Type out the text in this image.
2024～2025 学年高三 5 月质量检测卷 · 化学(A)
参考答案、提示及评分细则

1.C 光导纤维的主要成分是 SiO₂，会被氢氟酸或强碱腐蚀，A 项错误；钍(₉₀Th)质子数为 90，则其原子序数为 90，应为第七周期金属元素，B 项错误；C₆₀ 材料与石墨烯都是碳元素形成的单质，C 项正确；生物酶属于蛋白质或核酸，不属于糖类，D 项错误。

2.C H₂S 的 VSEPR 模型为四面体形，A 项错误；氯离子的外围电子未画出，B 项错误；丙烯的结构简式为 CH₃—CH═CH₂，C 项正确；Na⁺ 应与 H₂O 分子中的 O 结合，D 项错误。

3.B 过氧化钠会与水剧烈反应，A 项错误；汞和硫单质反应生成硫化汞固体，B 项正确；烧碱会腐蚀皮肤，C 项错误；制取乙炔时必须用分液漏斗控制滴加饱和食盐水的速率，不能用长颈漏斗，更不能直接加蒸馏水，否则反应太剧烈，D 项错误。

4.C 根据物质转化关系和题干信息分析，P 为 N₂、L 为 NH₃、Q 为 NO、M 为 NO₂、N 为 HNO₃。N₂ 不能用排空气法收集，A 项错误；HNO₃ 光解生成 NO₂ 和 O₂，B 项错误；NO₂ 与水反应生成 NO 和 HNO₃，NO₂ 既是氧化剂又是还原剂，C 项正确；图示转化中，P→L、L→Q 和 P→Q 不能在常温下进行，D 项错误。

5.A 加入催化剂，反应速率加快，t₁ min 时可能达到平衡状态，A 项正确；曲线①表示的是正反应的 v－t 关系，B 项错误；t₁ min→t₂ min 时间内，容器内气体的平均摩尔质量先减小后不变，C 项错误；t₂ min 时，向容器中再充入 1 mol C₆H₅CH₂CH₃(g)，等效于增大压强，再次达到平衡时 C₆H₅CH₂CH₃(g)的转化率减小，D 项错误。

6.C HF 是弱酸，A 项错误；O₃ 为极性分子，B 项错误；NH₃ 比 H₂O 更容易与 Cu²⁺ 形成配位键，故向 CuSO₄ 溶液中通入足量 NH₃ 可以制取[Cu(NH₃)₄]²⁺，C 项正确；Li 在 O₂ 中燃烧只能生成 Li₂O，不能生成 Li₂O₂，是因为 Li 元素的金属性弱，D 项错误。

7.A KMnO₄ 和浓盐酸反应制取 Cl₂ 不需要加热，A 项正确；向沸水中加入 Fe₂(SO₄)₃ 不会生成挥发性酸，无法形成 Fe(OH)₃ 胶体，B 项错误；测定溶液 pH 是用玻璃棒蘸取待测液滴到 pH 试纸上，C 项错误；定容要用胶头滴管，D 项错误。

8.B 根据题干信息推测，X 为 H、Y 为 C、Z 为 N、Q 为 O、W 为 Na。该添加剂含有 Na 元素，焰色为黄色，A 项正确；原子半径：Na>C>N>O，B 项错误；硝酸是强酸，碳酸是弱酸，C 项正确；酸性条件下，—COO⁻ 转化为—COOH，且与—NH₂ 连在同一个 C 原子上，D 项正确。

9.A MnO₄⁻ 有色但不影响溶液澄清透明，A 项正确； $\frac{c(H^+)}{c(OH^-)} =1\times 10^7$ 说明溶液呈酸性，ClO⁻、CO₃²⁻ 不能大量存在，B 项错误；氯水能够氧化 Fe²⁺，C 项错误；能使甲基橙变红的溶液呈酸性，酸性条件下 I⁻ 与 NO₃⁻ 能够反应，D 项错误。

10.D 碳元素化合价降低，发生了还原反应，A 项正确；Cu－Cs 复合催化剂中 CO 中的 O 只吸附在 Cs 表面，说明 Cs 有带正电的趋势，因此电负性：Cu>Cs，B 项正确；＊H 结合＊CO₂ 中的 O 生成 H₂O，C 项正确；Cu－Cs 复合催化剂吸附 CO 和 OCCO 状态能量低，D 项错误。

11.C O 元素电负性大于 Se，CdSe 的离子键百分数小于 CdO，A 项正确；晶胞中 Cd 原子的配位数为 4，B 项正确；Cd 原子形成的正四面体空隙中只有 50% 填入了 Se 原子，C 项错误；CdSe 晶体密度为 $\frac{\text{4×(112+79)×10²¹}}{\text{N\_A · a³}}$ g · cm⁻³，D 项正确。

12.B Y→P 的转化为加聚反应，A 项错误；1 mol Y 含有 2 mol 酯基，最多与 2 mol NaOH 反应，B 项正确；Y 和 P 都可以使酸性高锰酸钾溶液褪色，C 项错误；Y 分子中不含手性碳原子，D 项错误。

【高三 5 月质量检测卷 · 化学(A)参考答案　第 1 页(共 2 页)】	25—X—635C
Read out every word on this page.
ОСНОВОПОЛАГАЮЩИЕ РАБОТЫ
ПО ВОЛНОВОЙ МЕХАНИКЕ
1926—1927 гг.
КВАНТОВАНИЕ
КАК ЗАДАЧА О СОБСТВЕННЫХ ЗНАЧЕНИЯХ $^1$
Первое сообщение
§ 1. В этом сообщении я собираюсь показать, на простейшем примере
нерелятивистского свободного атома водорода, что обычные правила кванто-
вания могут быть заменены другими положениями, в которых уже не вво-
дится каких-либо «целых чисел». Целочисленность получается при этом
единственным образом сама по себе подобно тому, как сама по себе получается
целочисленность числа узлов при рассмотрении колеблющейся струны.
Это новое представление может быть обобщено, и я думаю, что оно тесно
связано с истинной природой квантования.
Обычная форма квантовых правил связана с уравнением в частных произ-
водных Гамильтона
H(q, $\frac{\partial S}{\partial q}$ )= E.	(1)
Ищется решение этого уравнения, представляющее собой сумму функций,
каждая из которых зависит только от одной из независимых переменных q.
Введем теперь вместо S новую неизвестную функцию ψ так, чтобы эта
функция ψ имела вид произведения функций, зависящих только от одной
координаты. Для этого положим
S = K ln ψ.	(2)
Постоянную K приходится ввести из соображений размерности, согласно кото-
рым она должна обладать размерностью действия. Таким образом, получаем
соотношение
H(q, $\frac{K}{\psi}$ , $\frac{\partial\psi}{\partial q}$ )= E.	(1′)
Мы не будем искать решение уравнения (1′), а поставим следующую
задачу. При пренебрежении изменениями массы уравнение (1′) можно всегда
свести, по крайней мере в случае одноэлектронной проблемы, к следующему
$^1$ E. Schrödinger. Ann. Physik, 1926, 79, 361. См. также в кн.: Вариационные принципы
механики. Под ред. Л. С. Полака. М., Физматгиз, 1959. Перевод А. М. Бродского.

- - -

EXERCISE DETAILS.
Search the listing for the word "решение". Copy every line in which it occurs.

FINISHED TASK.
Ищется решение этого уравнения, представляющее собой сумму функций,
Мы не будем искать решение уравнения (1′), а поставим следующую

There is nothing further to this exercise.